--- start ENTRIES PROVIDED ---
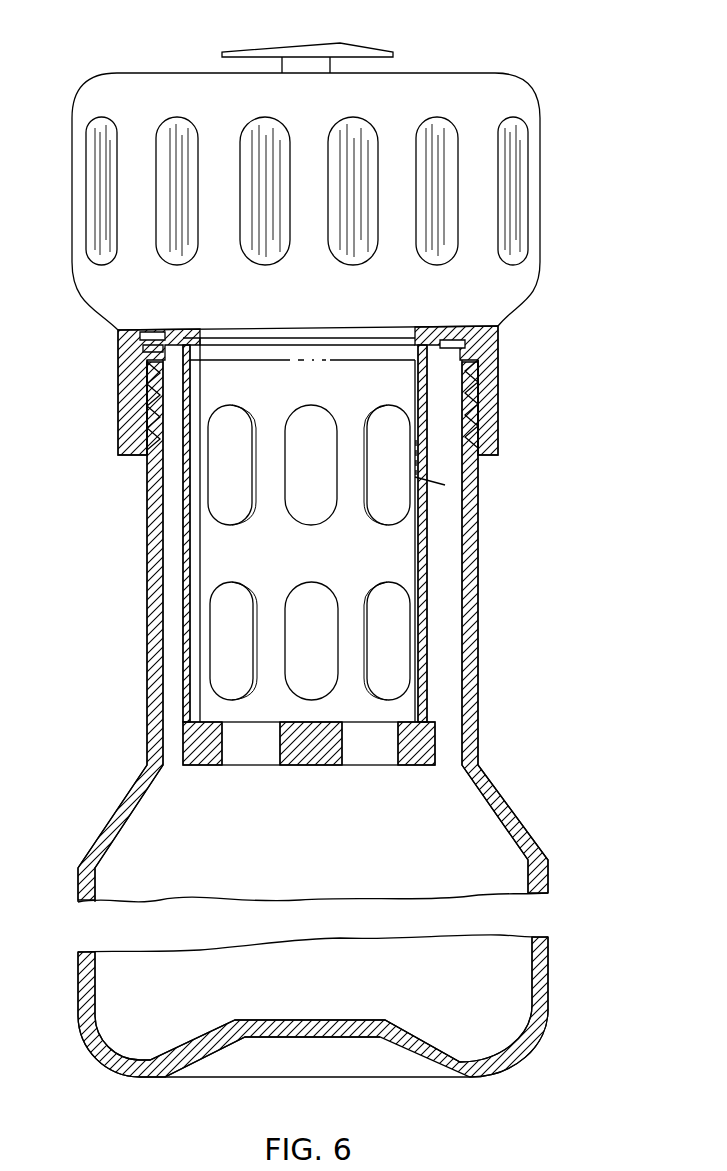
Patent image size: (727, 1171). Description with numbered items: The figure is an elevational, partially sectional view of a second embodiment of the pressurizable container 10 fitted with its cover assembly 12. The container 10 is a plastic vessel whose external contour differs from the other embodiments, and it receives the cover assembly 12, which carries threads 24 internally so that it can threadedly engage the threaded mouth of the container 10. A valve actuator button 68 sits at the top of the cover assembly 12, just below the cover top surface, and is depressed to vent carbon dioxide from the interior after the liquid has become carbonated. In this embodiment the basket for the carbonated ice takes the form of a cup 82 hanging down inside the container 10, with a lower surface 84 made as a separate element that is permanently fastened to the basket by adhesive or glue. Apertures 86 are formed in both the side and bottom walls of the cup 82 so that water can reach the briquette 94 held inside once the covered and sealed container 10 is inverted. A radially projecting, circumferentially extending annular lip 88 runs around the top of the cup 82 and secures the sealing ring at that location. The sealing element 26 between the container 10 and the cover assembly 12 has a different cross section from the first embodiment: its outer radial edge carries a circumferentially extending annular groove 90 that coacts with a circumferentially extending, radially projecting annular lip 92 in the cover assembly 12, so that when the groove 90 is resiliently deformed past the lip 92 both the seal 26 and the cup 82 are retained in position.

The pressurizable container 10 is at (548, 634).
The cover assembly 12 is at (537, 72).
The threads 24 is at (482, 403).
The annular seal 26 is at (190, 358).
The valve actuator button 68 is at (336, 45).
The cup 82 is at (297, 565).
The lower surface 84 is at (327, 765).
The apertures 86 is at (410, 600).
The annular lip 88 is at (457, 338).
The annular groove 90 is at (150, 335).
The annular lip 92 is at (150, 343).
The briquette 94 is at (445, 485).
--- end ENTRIES PROVIDED ---
--- start ENTRIES PROVIDED ---
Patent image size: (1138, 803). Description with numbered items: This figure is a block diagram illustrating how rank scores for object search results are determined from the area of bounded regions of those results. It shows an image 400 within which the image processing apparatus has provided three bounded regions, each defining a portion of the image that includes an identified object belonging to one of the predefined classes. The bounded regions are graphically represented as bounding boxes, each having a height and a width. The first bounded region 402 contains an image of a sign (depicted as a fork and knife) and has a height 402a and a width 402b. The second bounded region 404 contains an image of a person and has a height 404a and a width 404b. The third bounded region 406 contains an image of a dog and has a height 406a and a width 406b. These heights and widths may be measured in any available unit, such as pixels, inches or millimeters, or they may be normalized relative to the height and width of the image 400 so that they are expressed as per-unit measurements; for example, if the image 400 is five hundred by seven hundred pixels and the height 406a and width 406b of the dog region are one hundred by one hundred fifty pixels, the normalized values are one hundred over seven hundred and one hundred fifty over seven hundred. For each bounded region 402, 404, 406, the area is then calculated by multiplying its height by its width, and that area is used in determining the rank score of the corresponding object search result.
--- end ENTRIES PROVIDED ---
§ **SET TASK**
Put the records in the part that opens with the line containing "Patent image size: (727, 1171)." and closes with the line containing "The briquette 94 is at (445, 485)." into a two-column CSV with the headers text and answer. Give one row per record, with each value in a single quoted field and line breaks replaced by spaces.

§ **SOLUTION**
text,answer
"Patent image size: (727, 1171). Description with numbered items: The figure is an elevational, partially sectional view of a second embodiment of the pressurizable container 10 fitted with its cover assembly 12. The container 10 is a plastic vessel whose external contour differs from the other embodiments, and it receives the cover assembly 12, which carries threads 24 internally so that it can threadedly engage the threaded mouth of the container 10. A valve actuator button 68 sits at the top of the cover assembly 12, just below the cover top surface, and is depressed to vent carbon dioxide from the interior after the liquid has become carbonated. In this embodiment the basket for the carbonated ice takes the form of a cup 82 hanging down inside the container 10, with a lower surface 84 made as a separate element that is permanently fastened to the basket by adhesive or glue. Apertures 86 are formed in both the side and bottom walls of the cup 82 so that water can reach the briquette 94 held inside once the covered and sealed container 10 is inverted. A radially projecting, circumferentially extending annular lip 88 runs around the top of the cup 82 and secures the sealing ring at that location. The sealing element 26 between the container 10 and the cover assembly 12 has a different cross section from the first embodiment: its outer radial edge carries a circumferentially extending annular groove 90 that coacts with a circumferentially extending, radially projecting annular lip 92 in the cover assembly 12, so that when the groove 90 is resiliently deformed past the lip 92 both the seal 26 and the cup 82 are retained in position.","The pressurizable container 10 is at (548, 634). The cover assembly 12 is at (537, 72). The threads 24 is at (482, 403). The annular seal 26 is at (190, 358). The valve actuator button 68 is at (336, 45). The cup 82 is at (297, 565). The lower surface 84 is at (327, 765). The apertures 86 is at (410, 600). The annular lip 88 is at (457, 338). The annular groove 90 is at (150, 335). The annular lip 92 is at (150, 343). The briquette 94 is at (445, 485)."